(Stored data)
=-=-=

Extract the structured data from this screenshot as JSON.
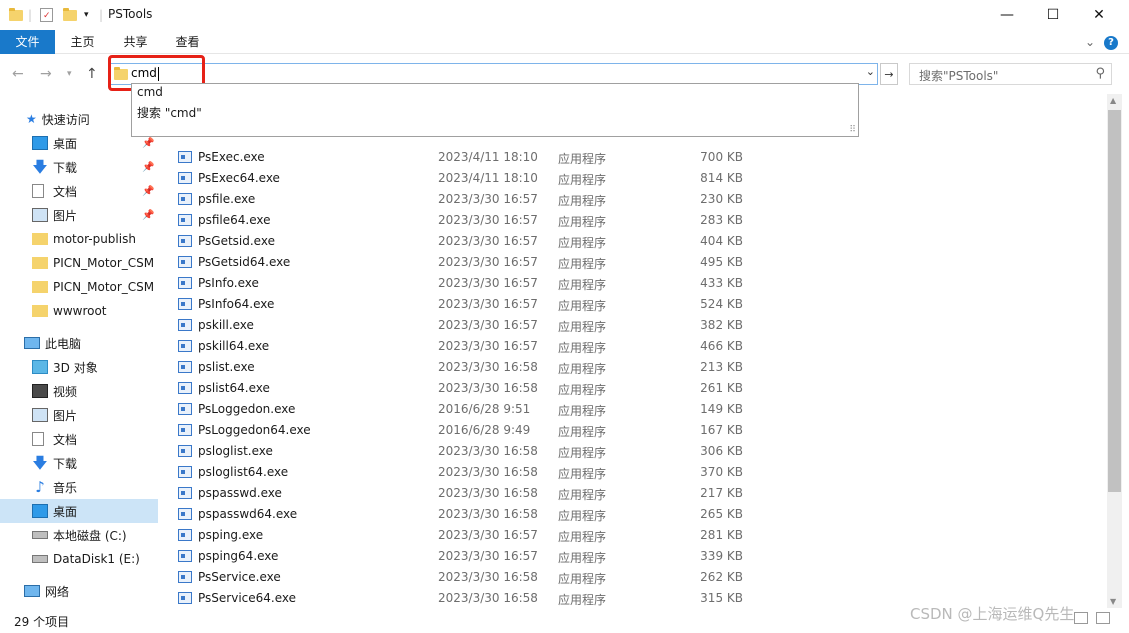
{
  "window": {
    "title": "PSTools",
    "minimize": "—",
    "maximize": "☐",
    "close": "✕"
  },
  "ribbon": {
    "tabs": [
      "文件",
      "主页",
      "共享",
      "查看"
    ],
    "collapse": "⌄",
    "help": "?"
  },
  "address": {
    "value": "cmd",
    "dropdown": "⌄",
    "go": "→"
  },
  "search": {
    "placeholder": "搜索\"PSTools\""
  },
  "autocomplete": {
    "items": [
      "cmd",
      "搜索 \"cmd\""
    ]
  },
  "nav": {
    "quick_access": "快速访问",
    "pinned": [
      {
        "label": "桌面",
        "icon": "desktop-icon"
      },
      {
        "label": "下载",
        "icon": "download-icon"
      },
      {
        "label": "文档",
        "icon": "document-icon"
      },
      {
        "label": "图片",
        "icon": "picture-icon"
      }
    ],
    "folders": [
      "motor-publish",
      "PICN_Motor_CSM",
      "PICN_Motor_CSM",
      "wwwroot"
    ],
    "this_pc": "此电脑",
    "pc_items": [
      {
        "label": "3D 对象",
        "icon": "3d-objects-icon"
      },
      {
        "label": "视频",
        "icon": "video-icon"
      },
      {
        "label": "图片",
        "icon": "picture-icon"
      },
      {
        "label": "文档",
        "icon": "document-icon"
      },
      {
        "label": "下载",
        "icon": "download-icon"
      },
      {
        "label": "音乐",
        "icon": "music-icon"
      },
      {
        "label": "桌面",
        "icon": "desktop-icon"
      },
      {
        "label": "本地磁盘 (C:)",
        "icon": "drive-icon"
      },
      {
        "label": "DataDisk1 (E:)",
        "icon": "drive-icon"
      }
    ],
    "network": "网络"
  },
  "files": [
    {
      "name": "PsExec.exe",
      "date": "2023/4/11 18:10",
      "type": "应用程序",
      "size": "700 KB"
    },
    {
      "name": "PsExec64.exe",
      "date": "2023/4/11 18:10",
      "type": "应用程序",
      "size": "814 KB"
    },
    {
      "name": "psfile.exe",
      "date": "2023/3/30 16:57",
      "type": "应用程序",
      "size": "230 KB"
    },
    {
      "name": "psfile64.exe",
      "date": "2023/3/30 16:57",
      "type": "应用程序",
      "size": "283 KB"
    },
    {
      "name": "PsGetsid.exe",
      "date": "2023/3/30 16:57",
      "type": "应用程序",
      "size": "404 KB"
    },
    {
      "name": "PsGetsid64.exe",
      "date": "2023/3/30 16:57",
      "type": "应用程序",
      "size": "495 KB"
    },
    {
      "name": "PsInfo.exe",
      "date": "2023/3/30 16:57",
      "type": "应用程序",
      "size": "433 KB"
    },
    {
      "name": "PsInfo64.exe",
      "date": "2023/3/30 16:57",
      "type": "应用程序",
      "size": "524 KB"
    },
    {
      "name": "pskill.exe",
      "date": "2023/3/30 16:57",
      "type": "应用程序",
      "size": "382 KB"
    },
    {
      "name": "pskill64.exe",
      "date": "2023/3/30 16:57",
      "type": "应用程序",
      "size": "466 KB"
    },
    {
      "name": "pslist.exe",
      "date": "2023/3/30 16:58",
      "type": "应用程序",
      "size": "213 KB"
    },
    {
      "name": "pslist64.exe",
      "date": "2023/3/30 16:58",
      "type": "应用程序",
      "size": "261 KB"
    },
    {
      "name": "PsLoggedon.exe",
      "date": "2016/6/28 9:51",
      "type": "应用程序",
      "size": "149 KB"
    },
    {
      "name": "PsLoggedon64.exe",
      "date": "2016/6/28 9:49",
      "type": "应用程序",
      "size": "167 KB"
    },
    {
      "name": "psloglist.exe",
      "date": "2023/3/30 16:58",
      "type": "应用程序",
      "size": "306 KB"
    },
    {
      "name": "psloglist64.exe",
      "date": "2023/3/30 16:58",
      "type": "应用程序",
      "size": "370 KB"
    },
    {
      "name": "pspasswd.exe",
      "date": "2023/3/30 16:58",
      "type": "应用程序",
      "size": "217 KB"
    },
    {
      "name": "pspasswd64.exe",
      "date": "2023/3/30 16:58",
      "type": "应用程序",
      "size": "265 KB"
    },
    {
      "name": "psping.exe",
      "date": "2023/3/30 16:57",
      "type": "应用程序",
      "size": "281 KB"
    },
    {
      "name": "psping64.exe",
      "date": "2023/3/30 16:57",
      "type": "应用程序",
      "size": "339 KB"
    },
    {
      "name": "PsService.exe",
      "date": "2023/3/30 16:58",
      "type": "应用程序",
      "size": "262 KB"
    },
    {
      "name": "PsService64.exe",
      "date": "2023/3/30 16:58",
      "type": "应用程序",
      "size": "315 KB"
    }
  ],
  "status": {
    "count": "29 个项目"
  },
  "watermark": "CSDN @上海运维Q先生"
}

=-=-=

» **Task details**:
Print out the whole of the material word for word, without pictures.

» **Exercise response**:
Extract the structured data from this screenshot as JSON.
{
  "window": {
    "title": "PSTools",
    "minimize": "—",
    "maximize": "☐",
    "close": "✕"
  },
  "ribbon": {
    "tabs": [
      "文件",
      "主页",
      "共享",
      "查看"
    ],
    "collapse": "⌄",
    "help": "?"
  },
  "address": {
    "value": "cmd",
    "dropdown": "⌄",
    "go": "→"
  },
  "search": {
    "placeholder": "搜索\"PSTools\""
  },
  "autocomplete": {
    "items": [
      "cmd",
      "搜索 \"cmd\""
    ]
  },
  "nav": {
    "quick_access": "快速访问",
    "pinned": [
      {
        "label": "桌面",
        "icon": "desktop-icon"
      },
      {
        "label": "下载",
        "icon": "download-icon"
      },
      {
        "label": "文档",
        "icon": "document-icon"
      },
      {
        "label": "图片",
        "icon": "picture-icon"
      }
    ],
    "folders": [
      "motor-publish",
      "PICN_Motor_CSM",
      "PICN_Motor_CSM",
      "wwwroot"
    ],
    "this_pc": "此电脑",
    "pc_items": [
      {
        "label": "3D 对象",
        "icon": "3d-objects-icon"
      },
      {
        "label": "视频",
        "icon": "video-icon"
      },
      {
        "label": "图片",
        "icon": "picture-icon"
      },
      {
        "label": "文档",
        "icon": "document-icon"
      },
      {
        "label": "下载",
        "icon": "download-icon"
      },
      {
        "label": "音乐",
        "icon": "music-icon"
      },
      {
        "label": "桌面",
        "icon": "desktop-icon"
      },
      {
        "label": "本地磁盘 (C:)",
        "icon": "drive-icon"
      },
      {
        "label": "DataDisk1 (E:)",
        "icon": "drive-icon"
      }
    ],
    "network": "网络"
  },
  "files": [
    {
      "name": "PsExec.exe",
      "date": "2023/4/11 18:10",
      "type": "应用程序",
      "size": "700 KB"
    },
    {
      "name": "PsExec64.exe",
      "date": "2023/4/11 18:10",
      "type": "应用程序",
      "size": "814 KB"
    },
    {
      "name": "psfile.exe",
      "date": "2023/3/30 16:57",
      "type": "应用程序",
      "size": "230 KB"
    },
    {
      "name": "psfile64.exe",
      "date": "2023/3/30 16:57",
      "type": "应用程序",
      "size": "283 KB"
    },
    {
      "name": "PsGetsid.exe",
      "date": "2023/3/30 16:57",
      "type": "应用程序",
      "size": "404 KB"
    },
    {
      "name": "PsGetsid64.exe",
      "date": "2023/3/30 16:57",
      "type": "应用程序",
      "size": "495 KB"
    },
    {
      "name": "PsInfo.exe",
      "date": "2023/3/30 16:57",
      "type": "应用程序",
      "size": "433 KB"
    },
    {
      "name": "PsInfo64.exe",
      "date": "2023/3/30 16:57",
      "type": "应用程序",
      "size": "524 KB"
    },
    {
      "name": "pskill.exe",
      "date": "2023/3/30 16:57",
      "type": "应用程序",
      "size": "382 KB"
    },
    {
      "name": "pskill64.exe",
      "date": "2023/3/30 16:57",
      "type": "应用程序",
      "size": "466 KB"
    },
    {
      "name": "pslist.exe",
      "date": "2023/3/30 16:58",
      "type": "应用程序",
      "size": "213 KB"
    },
    {
      "name": "pslist64.exe",
      "date": "2023/3/30 16:58",
      "type": "应用程序",
      "size": "261 KB"
    },
    {
      "name": "PsLoggedon.exe",
      "date": "2016/6/28 9:51",
      "type": "应用程序",
      "size": "149 KB"
    },
    {
      "name": "PsLoggedon64.exe",
      "date": "2016/6/28 9:49",
      "type": "应用程序",
      "size": "167 KB"
    },
    {
      "name": "psloglist.exe",
      "date": "2023/3/30 16:58",
      "type": "应用程序",
      "size": "306 KB"
    },
    {
      "name": "psloglist64.exe",
      "date": "2023/3/30 16:58",
      "type": "应用程序",
      "size": "370 KB"
    },
    {
      "name": "pspasswd.exe",
      "date": "2023/3/30 16:58",
      "type": "应用程序",
      "size": "217 KB"
    },
    {
      "name": "pspasswd64.exe",
      "date": "2023/3/30 16:58",
      "type": "应用程序",
      "size": "265 KB"
    },
    {
      "name": "psping.exe",
      "date": "2023/3/30 16:57",
      "type": "应用程序",
      "size": "281 KB"
    },
    {
      "name": "psping64.exe",
      "date": "2023/3/30 16:57",
      "type": "应用程序",
      "size": "339 KB"
    },
    {
      "name": "PsService.exe",
      "date": "2023/3/30 16:58",
      "type": "应用程序",
      "size": "262 KB"
    },
    {
      "name": "PsService64.exe",
      "date": "2023/3/30 16:58",
      "type": "应用程序",
      "size": "315 KB"
    }
  ],
  "status": {
    "count": "29 个项目"
  },
  "watermark": "CSDN @上海运维Q先生"
}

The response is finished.